* start *
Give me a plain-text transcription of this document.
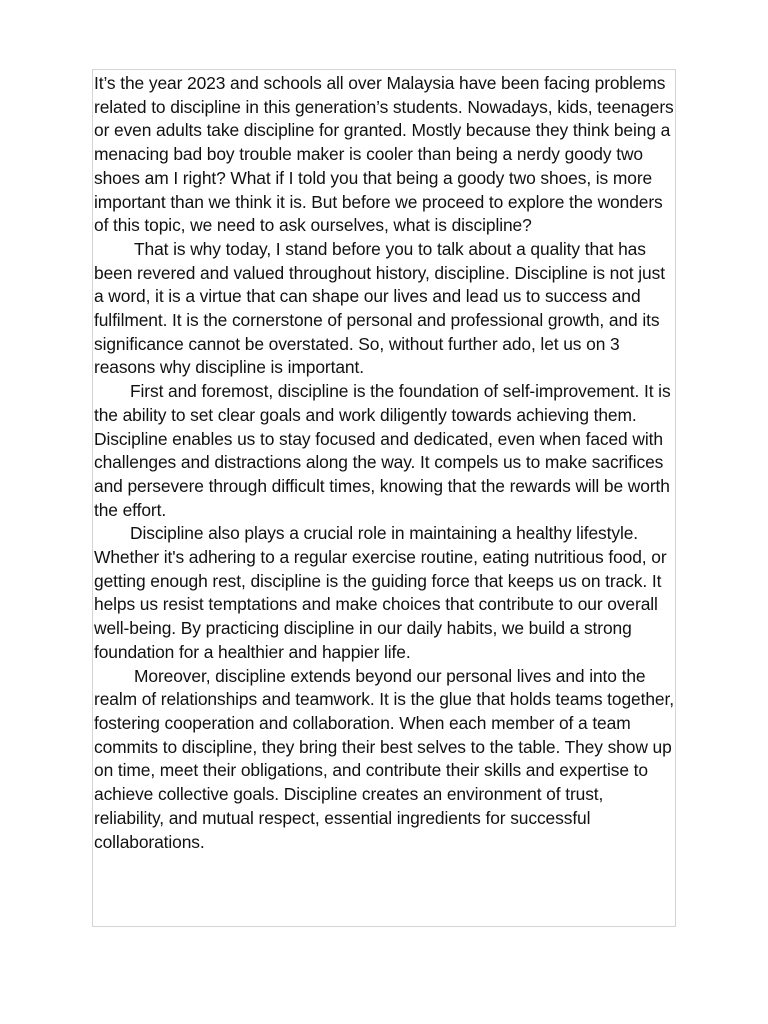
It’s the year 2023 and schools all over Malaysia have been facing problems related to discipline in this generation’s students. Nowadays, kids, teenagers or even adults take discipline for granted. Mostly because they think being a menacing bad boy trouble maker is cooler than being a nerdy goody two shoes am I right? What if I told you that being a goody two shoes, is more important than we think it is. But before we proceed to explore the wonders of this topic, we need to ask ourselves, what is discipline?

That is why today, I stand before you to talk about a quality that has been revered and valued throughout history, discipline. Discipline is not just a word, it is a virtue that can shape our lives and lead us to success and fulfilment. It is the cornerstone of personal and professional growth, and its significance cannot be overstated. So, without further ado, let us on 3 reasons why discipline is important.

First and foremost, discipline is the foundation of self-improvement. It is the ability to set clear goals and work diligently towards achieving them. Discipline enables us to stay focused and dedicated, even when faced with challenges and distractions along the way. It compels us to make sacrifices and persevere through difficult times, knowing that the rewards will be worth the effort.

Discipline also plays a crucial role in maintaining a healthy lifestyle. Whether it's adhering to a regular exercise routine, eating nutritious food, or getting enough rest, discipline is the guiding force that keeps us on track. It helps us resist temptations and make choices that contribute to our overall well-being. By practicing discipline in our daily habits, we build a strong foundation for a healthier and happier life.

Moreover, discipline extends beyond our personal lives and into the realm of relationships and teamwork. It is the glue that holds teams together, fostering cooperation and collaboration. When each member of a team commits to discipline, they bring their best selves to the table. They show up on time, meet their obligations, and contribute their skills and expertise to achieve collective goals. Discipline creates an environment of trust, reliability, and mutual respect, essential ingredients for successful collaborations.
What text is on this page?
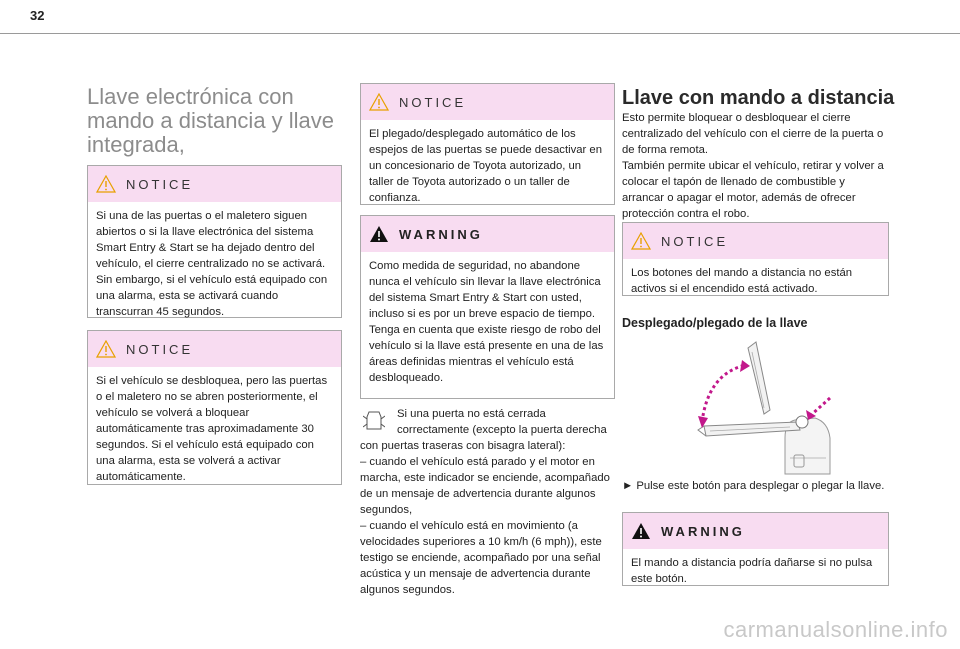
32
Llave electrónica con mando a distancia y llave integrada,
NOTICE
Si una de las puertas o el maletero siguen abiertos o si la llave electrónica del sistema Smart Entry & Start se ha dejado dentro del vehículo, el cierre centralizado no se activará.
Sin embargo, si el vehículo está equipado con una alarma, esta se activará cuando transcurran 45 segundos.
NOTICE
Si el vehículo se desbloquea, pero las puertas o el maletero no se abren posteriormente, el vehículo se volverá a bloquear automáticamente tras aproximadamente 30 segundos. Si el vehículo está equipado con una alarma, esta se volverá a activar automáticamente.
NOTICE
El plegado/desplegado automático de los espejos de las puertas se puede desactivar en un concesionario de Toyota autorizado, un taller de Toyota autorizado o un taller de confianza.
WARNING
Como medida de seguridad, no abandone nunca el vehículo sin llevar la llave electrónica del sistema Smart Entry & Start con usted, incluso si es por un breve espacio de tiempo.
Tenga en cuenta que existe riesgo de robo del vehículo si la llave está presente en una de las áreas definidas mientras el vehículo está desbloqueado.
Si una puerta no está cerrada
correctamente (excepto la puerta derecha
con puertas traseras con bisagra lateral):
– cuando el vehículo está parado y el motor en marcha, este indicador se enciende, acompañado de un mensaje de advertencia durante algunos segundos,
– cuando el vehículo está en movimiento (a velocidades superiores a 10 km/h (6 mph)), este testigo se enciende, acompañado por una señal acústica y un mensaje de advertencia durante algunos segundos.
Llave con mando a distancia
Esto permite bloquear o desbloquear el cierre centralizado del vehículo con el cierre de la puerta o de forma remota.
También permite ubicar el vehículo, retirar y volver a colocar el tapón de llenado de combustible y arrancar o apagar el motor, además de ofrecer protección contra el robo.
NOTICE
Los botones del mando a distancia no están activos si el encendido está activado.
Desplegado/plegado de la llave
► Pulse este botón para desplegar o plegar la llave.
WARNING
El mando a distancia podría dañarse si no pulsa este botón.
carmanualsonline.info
* end *
## AIM
Give the number of lines that carry the word "foundation", with nothing added.

## TASK RESULT
2